Recorded data:
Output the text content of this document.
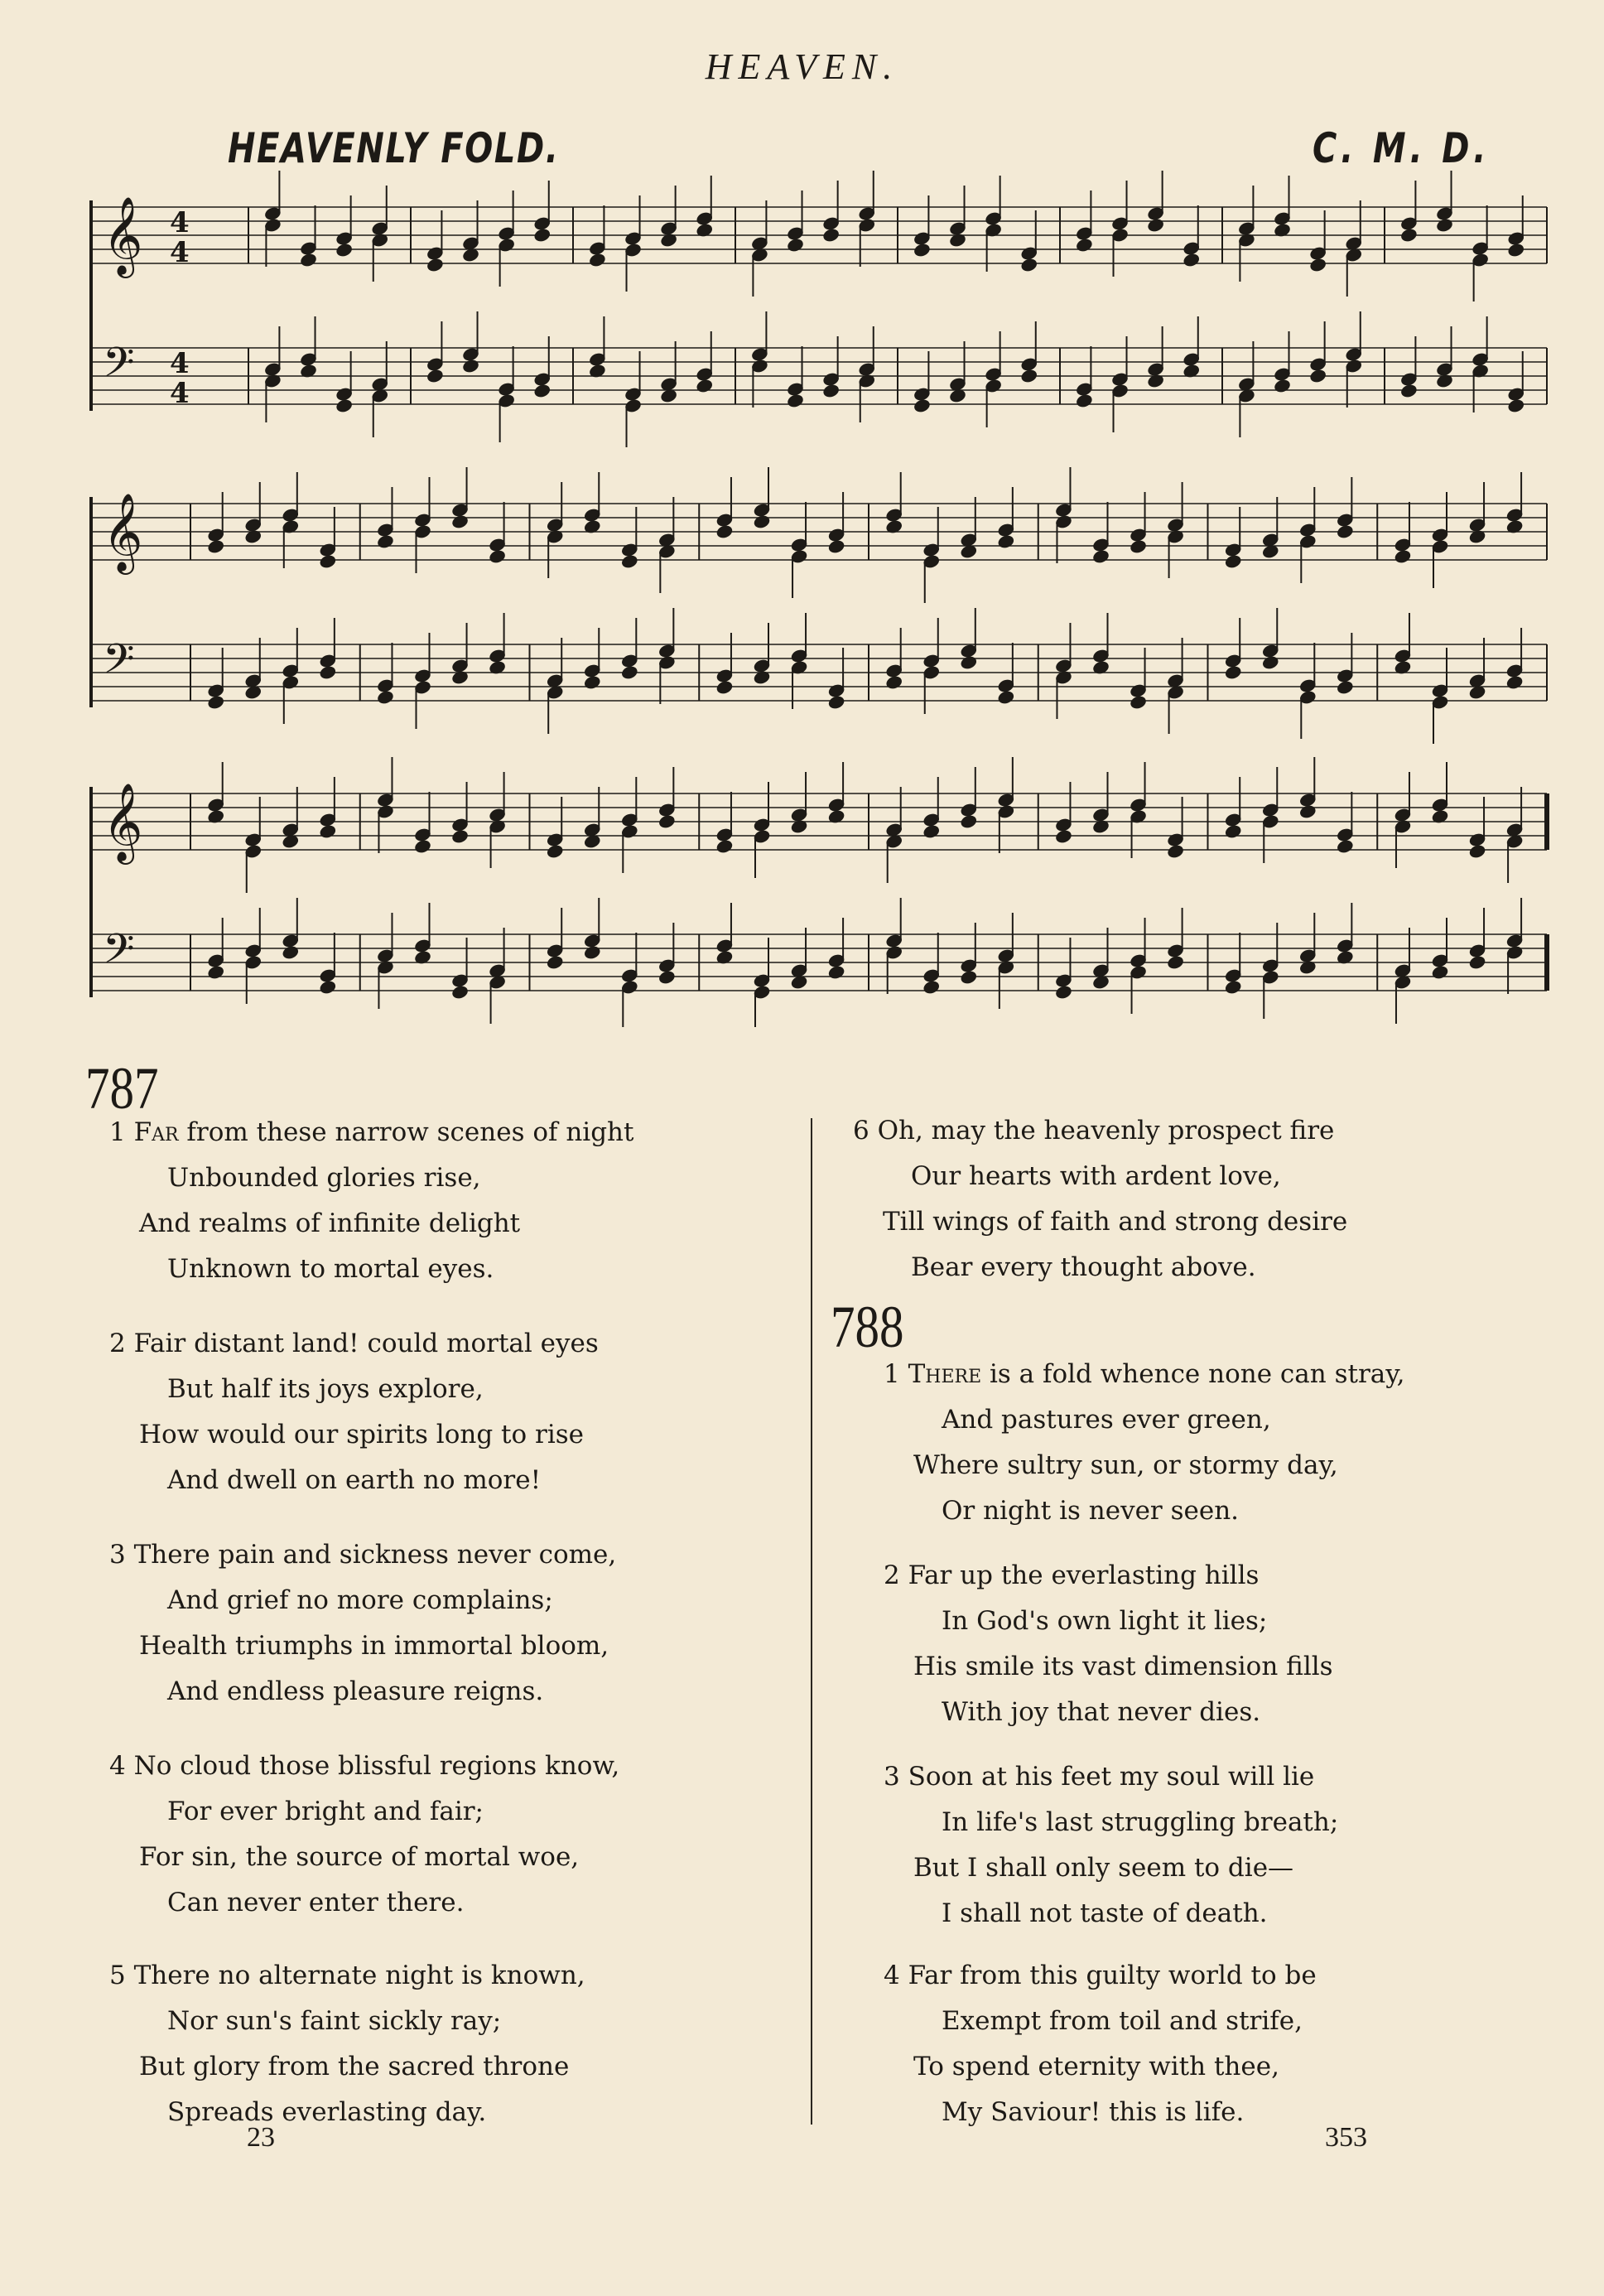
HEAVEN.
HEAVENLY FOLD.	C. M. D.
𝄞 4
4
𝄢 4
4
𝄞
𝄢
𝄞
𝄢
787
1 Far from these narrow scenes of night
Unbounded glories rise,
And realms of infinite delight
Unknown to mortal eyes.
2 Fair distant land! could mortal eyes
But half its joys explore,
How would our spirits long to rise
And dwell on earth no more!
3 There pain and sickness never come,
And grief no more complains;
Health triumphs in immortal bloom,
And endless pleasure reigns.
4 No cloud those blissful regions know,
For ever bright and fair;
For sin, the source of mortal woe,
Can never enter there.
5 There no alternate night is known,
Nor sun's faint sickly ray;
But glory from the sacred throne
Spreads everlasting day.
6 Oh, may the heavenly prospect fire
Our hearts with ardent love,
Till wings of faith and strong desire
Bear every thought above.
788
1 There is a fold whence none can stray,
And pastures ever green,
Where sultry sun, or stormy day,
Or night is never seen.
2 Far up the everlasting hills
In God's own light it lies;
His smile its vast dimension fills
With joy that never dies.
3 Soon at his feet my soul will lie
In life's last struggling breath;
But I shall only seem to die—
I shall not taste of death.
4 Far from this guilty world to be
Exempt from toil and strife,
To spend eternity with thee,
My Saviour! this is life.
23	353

...

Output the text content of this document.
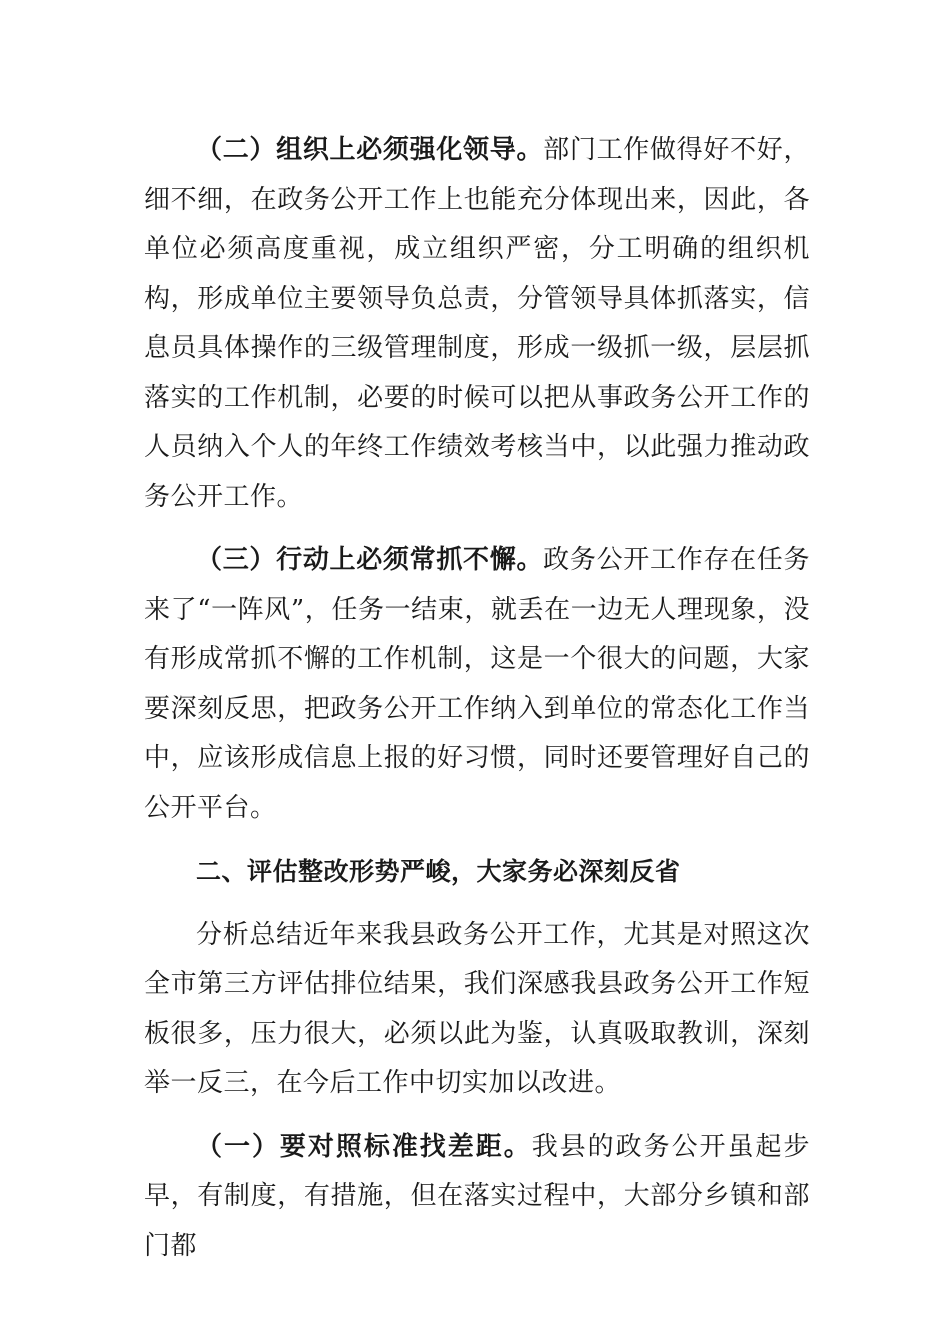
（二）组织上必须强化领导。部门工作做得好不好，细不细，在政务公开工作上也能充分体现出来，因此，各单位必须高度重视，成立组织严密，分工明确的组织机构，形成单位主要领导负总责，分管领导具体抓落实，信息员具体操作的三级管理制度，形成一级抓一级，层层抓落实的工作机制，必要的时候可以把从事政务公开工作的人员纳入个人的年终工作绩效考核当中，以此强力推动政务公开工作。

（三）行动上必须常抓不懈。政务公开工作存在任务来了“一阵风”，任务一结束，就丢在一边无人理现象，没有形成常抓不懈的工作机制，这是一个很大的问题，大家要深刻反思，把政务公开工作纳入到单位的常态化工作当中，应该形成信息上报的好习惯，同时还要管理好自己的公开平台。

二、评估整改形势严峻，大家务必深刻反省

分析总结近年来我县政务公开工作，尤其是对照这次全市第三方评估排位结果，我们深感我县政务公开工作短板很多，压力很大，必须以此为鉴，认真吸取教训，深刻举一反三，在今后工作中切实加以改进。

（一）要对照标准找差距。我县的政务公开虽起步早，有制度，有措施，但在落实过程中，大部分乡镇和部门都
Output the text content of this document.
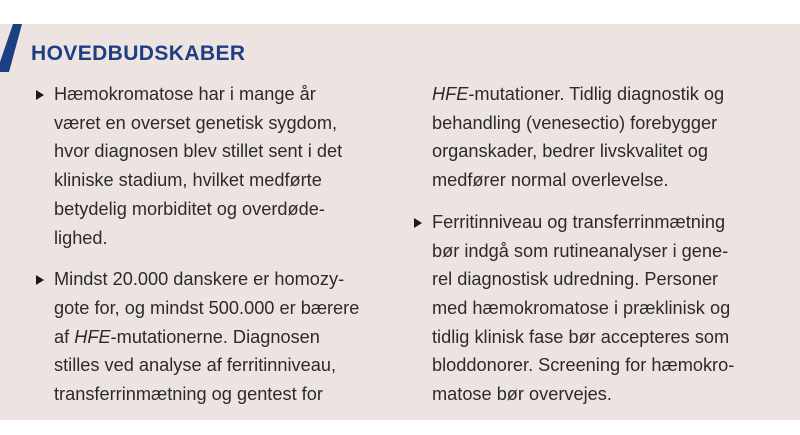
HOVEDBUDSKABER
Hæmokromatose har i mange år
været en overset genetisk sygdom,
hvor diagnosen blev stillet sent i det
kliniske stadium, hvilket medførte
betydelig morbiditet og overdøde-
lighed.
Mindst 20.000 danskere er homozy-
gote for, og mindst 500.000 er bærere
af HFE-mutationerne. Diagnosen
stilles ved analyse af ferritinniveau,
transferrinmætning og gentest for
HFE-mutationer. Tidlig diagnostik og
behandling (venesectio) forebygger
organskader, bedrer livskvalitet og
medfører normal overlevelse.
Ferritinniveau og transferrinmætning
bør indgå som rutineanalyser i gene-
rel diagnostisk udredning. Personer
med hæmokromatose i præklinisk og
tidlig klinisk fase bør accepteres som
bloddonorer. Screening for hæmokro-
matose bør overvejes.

---

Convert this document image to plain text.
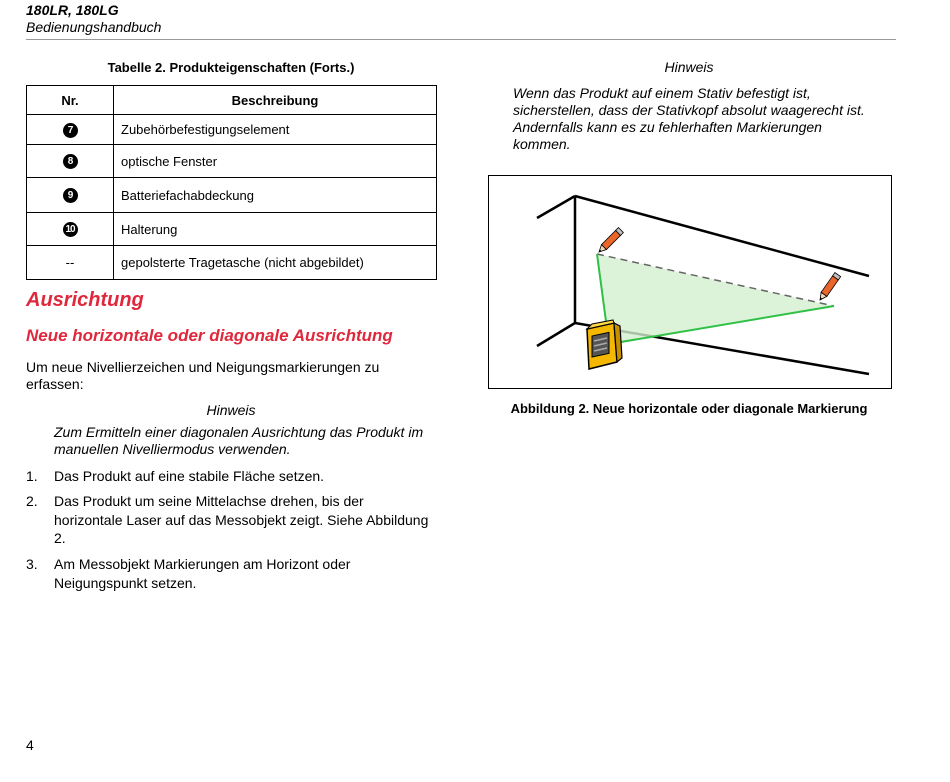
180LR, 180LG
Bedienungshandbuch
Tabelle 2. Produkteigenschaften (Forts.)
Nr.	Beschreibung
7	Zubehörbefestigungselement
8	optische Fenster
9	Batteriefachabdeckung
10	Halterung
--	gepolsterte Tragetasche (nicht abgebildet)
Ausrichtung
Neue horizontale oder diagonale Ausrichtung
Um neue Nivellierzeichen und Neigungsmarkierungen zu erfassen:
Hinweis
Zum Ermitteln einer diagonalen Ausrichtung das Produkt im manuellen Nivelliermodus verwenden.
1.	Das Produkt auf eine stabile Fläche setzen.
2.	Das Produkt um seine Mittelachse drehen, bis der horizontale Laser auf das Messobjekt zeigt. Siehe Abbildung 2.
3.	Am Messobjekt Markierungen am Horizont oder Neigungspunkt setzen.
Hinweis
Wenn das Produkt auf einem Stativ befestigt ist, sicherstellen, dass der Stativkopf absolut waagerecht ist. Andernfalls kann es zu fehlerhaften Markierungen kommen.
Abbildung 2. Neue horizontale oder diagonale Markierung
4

DIRECTION —
Of the lines in this listing, report how many contain the string "Messobjekt", and give the number only.

OUTPUT FOR THIS EXERCISE —
2